-- Goal --
Only the pictures are left out: repeat the rest of the entries exactly.

* begin *

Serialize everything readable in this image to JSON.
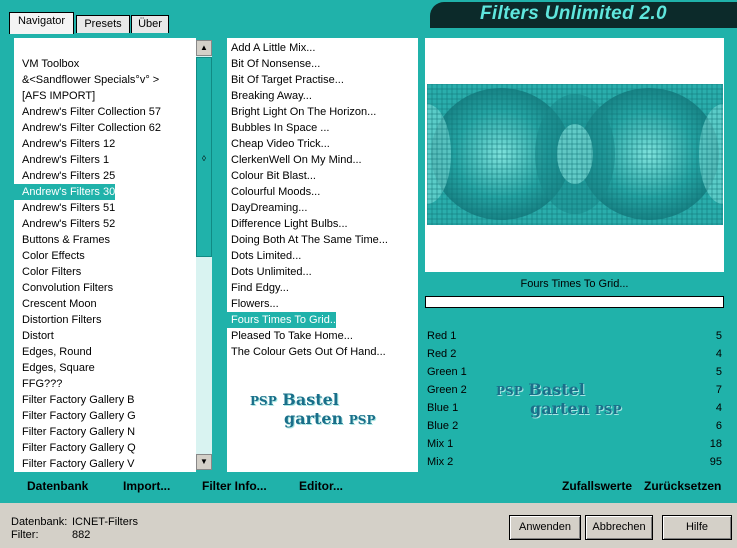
{
  "tabs": [
    {
      "label": "Navigator"
    },
    {
      "label": "Presets"
    },
    {
      "label": "Über"
    }
  ],
  "title": "Filters Unlimited 2.0",
  "categories": [
    "VM Toolbox",
    "&<Sandflower Specials°v° >",
    "[AFS IMPORT]",
    "Andrew's Filter Collection 57",
    "Andrew's Filter Collection 62",
    "Andrew's Filters 12",
    "Andrew's Filters 1",
    "Andrew's Filters 25",
    "Andrew's Filters 30",
    "Andrew's Filters 51",
    "Andrew's Filters 52",
    "Buttons & Frames",
    "Color Effects",
    "Color Filters",
    "Convolution Filters",
    "Crescent Moon",
    "Distortion Filters",
    "Distort",
    "Edges, Round",
    "Edges, Square",
    "FFG???",
    "Filter Factory Gallery B",
    "Filter Factory Gallery G",
    "Filter Factory Gallery N",
    "Filter Factory Gallery Q",
    "Filter Factory Gallery V"
  ],
  "selected_category": "Andrew's Filters 30",
  "filters": [
    "Add A Little Mix...",
    "Bit Of Nonsense...",
    "Bit Of Target Practise...",
    "Breaking Away...",
    "Bright Light On The Horizon...",
    "Bubbles In Space ...",
    "Cheap Video Trick...",
    "ClerkenWell On My Mind...",
    "Colour Bit Blast...",
    "Colourful Moods...",
    "DayDreaming...",
    "Difference Light Bulbs...",
    "Doing Both At The Same Time...",
    "Dots Limited...",
    "Dots Unlimited...",
    "Find Edgy...",
    "Flowers...",
    "Fours Times To Grid...",
    "Pleased To Take Home...",
    "The Colour Gets Out Of Hand..."
  ],
  "selected_filter": "Fours Times To Grid...",
  "sliders": [
    {
      "label": "Red 1",
      "value": "5",
      "fraction": 0.02
    },
    {
      "label": "Red 2",
      "value": "4",
      "fraction": 0.016
    },
    {
      "label": "Green 1",
      "value": "5",
      "fraction": 0.02
    },
    {
      "label": "Green 2",
      "value": "7",
      "fraction": 0.027
    },
    {
      "label": "Blue 1",
      "value": "4",
      "fraction": 0.016
    },
    {
      "label": "Blue 2",
      "value": "6",
      "fraction": 0.024
    },
    {
      "label": "Mix 1",
      "value": "18",
      "fraction": 0.07
    },
    {
      "label": "Mix 2",
      "value": "95",
      "fraction": 0.37
    }
  ],
  "watermark": {
    "line1": "Bastel",
    "line2": "garten",
    "logo": "PSP"
  },
  "footer": {
    "datenbank": "Datenbank",
    "import": "Import...",
    "filter_info": "Filter Info...",
    "editor": "Editor...",
    "zufallswerte": "Zufallswerte",
    "zuruecksetzen": "Zurücksetzen"
  },
  "status": {
    "datenbank_label": "Datenbank:",
    "datenbank_value": "ICNET-Filters",
    "filter_label": "Filter:",
    "filter_value": "882"
  },
  "buttons": {
    "apply": "Anwenden",
    "cancel": "Abbrechen",
    "help": "Hilfe"
  },
  "colors": {
    "accent": "#20b2aa",
    "title_banner": "#0c2a2a",
    "title_text": "#5fe6dd"
  }
}
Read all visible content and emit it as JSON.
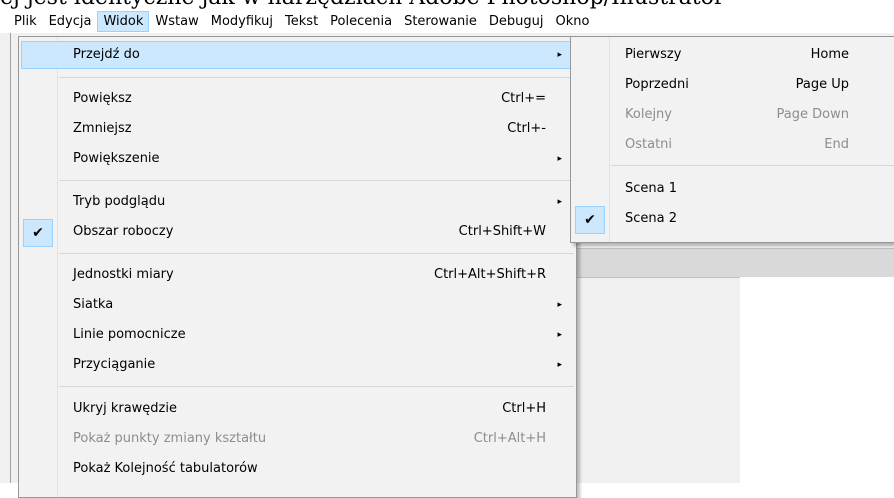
{
  "doc_text": "ej jest identyczne jak w narzędziach Adobe Photoshop/Illustrator",
  "menubar": {
    "items": [
      {
        "label": "Plik",
        "name": "menubar-plik"
      },
      {
        "label": "Edycja",
        "name": "menubar-edycja"
      },
      {
        "label": "Widok",
        "name": "menubar-widok"
      },
      {
        "label": "Wstaw",
        "name": "menubar-wstaw"
      },
      {
        "label": "Modyfikuj",
        "name": "menubar-modyfikuj"
      },
      {
        "label": "Tekst",
        "name": "menubar-tekst"
      },
      {
        "label": "Polecenia",
        "name": "menubar-polecenia"
      },
      {
        "label": "Sterowanie",
        "name": "menubar-sterowanie"
      },
      {
        "label": "Debuguj",
        "name": "menubar-debuguj"
      },
      {
        "label": "Okno",
        "name": "menubar-okno"
      }
    ]
  },
  "view_menu": {
    "items": [
      {
        "label": "Przejdź do",
        "shortcut": "",
        "submenu": true
      },
      {
        "label": "Powiększ",
        "shortcut": "Ctrl+=",
        "submenu": false
      },
      {
        "label": "Zmniejsz",
        "shortcut": "Ctrl+-",
        "submenu": false
      },
      {
        "label": "Powiększenie",
        "shortcut": "",
        "submenu": true
      },
      {
        "label": "Tryb podglądu",
        "shortcut": "",
        "submenu": true
      },
      {
        "label": "Obszar roboczy",
        "shortcut": "Ctrl+Shift+W",
        "submenu": false,
        "checked": true
      },
      {
        "label": "Jednostki miary",
        "shortcut": "Ctrl+Alt+Shift+R",
        "submenu": false
      },
      {
        "label": "Siatka",
        "shortcut": "",
        "submenu": true
      },
      {
        "label": "Linie pomocnicze",
        "shortcut": "",
        "submenu": true
      },
      {
        "label": "Przyciąganie",
        "shortcut": "",
        "submenu": true
      },
      {
        "label": "Ukryj krawędzie",
        "shortcut": "Ctrl+H",
        "submenu": false
      },
      {
        "label": "Pokaż punkty zmiany kształtu",
        "shortcut": "Ctrl+Alt+H",
        "submenu": false,
        "disabled": true
      },
      {
        "label": "Pokaż Kolejność tabulatorów",
        "shortcut": "",
        "submenu": false
      }
    ]
  },
  "goto_submenu": {
    "items": [
      {
        "label": "Pierwszy",
        "shortcut": "Home"
      },
      {
        "label": "Poprzedni",
        "shortcut": "Page Up"
      },
      {
        "label": "Kolejny",
        "shortcut": "Page Down",
        "disabled": true
      },
      {
        "label": "Ostatni",
        "shortcut": "End",
        "disabled": true
      },
      {
        "label": "Scena 1",
        "shortcut": ""
      },
      {
        "label": "Scena 2",
        "shortcut": "",
        "checked": true
      }
    ]
  },
  "icons": {
    "submenu_arrow": "▸",
    "check": "✔"
  },
  "colors": {
    "highlight": "#cce8ff",
    "highlight_border": "#99d1ff",
    "disabled_text": "#8d8d8d"
  }
}
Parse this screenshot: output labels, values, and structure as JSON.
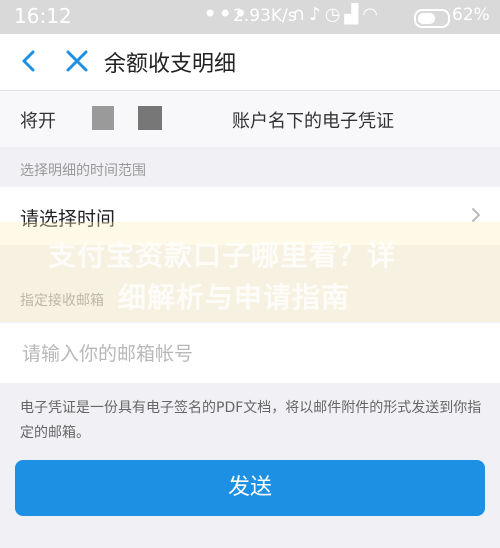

* end *

-- Answer --
Serialize everything readable in this image to JSON.
{
  "tabs": [
    {
      "label": "Navigator"
    },
    {
      "label": "Presets"
    },
    {
      "label": "Über"
    }
  ],
  "title": "Filters Unlimited 2.0",
  "categories": [
    "VM Toolbox",
    "&<Sandflower Specials°v° >",
    "[AFS IMPORT]",
    "Andrew's Filter Collection 57",
    "Andrew's Filter Collection 62",
    "Andrew's Filters 12",
    "Andrew's Filters 1",
    "Andrew's Filters 25",
    "Andrew's Filters 30",
    "Andrew's Filters 51",
    "Andrew's Filters 52",
    "Buttons & Frames",
    "Color Effects",
    "Color Filters",
    "Convolution Filters",
    "Crescent Moon",
    "Distortion Filters",
    "Distort",
    "Edges, Round",
    "Edges, Square",
    "FFG???",
    "Filter Factory Gallery B",
    "Filter Factory Gallery G",
    "Filter Factory Gallery N",
    "Filter Factory Gallery Q",
    "Filter Factory Gallery V"
  ],
  "selected_category": "Andrew's Filters 30",
  "filters": [
    "Add A Little Mix...",
    "Bit Of Nonsense...",
    "Bit Of Target Practise...",
    "Breaking Away...",
    "Bright Light On The Horizon...",
    "Bubbles In Space ...",
    "Cheap Video Trick...",
    "ClerkenWell On My Mind...",
    "Colour Bit Blast...",
    "Colourful Moods...",
    "DayDreaming...",
    "Difference Light Bulbs...",
    "Doing Both At The Same Time...",
    "Dots Limited...",
    "Dots Unlimited...",
    "Find Edgy...",
    "Flowers...",
    "Fours Times To Grid...",
    "Pleased To Take Home...",
    "The Colour Gets Out Of Hand..."
  ],
  "selected_filter": "Fours Times To Grid...",
  "sliders": [
    {
      "label": "Red 1",
      "value": "5",
      "fraction": 0.02
    },
    {
      "label": "Red 2",
      "value": "4",
      "fraction": 0.016
    },
    {
      "label": "Green 1",
      "value": "5",
      "fraction": 0.02
    },
    {
      "label": "Green 2",
      "value": "7",
      "fraction": 0.027
    },
    {
      "label": "Blue 1",
      "value": "4",
      "fraction": 0.016
    },
    {
      "label": "Blue 2",
      "value": "6",
      "fraction": 0.024
    },
    {
      "label": "Mix 1",
      "value": "18",
      "fraction": 0.07
    },
    {
      "label": "Mix 2",
      "value": "95",
      "fraction": 0.37
    }
  ],
  "watermark": {
    "line1": "Bastel",
    "line2": "garten",
    "logo": "PSP"
  },
  "footer": {
    "datenbank": "Datenbank",
    "import": "Import...",
    "filter_info": "Filter Info...",
    "editor": "Editor...",
    "zufallswerte": "Zufallswerte",
    "zuruecksetzen": "Zurücksetzen"
  },
  "status": {
    "datenbank_label": "Datenbank:",
    "datenbank_value": "ICNET-Filters",
    "filter_label": "Filter:",
    "filter_value": "882"
  },
  "buttons": {
    "apply": "Anwenden",
    "cancel": "Abbrechen",
    "help": "Hilfe"
  },
  "colors": {
    "accent": "#20b2aa",
    "title_banner": "#0c2a2a",
    "title_text": "#5fe6dd"
  }
}
Read all visible content and emit it as JSON.
{
  "doc_text": "ej jest identyczne jak w narzędziach Adobe Photoshop/Illustrator",
  "menubar": {
    "items": [
      {
        "label": "Plik",
        "name": "menubar-plik"
      },
      {
        "label": "Edycja",
        "name": "menubar-edycja"
      },
      {
        "label": "Widok",
        "name": "menubar-widok"
      },
      {
        "label": "Wstaw",
        "name": "menubar-wstaw"
      },
      {
        "label": "Modyfikuj",
        "name": "menubar-modyfikuj"
      },
      {
        "label": "Tekst",
        "name": "menubar-tekst"
      },
      {
        "label": "Polecenia",
        "name": "menubar-polecenia"
      },
      {
        "label": "Sterowanie",
        "name": "menubar-sterowanie"
      },
      {
        "label": "Debuguj",
        "name": "menubar-debuguj"
      },
      {
        "label": "Okno",
        "name": "menubar-okno"
      }
    ]
  },
  "view_menu": {
    "items": [
      {
        "label": "Przejdź do",
        "shortcut": "",
        "submenu": true
      },
      {
        "label": "Powiększ",
        "shortcut": "Ctrl+=",
        "submenu": false
      },
      {
        "label": "Zmniejsz",
        "shortcut": "Ctrl+-",
        "submenu": false
      },
      {
        "label": "Powiększenie",
        "shortcut": "",
        "submenu": true
      },
      {
        "label": "Tryb podglądu",
        "shortcut": "",
        "submenu": true
      },
      {
        "label": "Obszar roboczy",
        "shortcut": "Ctrl+Shift+W",
        "submenu": false,
        "checked": true
      },
      {
        "label": "Jednostki miary",
        "shortcut": "Ctrl+Alt+Shift+R",
        "submenu": false
      },
      {
        "label": "Siatka",
        "shortcut": "",
        "submenu": true
      },
      {
        "label": "Linie pomocnicze",
        "shortcut": "",
        "submenu": true
      },
      {
        "label": "Przyciąganie",
        "shortcut": "",
        "submenu": true
      },
      {
        "label": "Ukryj krawędzie",
        "shortcut": "Ctrl+H",
        "submenu": false
      },
      {
        "label": "Pokaż punkty zmiany kształtu",
        "shortcut": "Ctrl+Alt+H",
        "submenu": false,
        "disabled": true
      },
      {
        "label": "Pokaż Kolejność tabulatorów",
        "shortcut": "",
        "submenu": false
      }
    ]
  },
  "goto_submenu": {
    "items": [
      {
        "label": "Pierwszy",
        "shortcut": "Home"
      },
      {
        "label": "Poprzedni",
        "shortcut": "Page Up"
      },
      {
        "label": "Kolejny",
        "shortcut": "Page Down",
        "disabled": true
      },
      {
        "label": "Ostatni",
        "shortcut": "End",
        "disabled": true
      },
      {
        "label": "Scena 1",
        "shortcut": ""
      },
      {
        "label": "Scena 2",
        "shortcut": "",
        "checked": true
      }
    ]
  },
  "icons": {
    "submenu_arrow": "▸",
    "check": "✔"
  },
  "colors": {
    "highlight": "#cce8ff",
    "highlight_border": "#99d1ff",
    "disabled_text": "#8d8d8d"
  }
}
Parse this screenshot: output labels, values, and structure as JSON.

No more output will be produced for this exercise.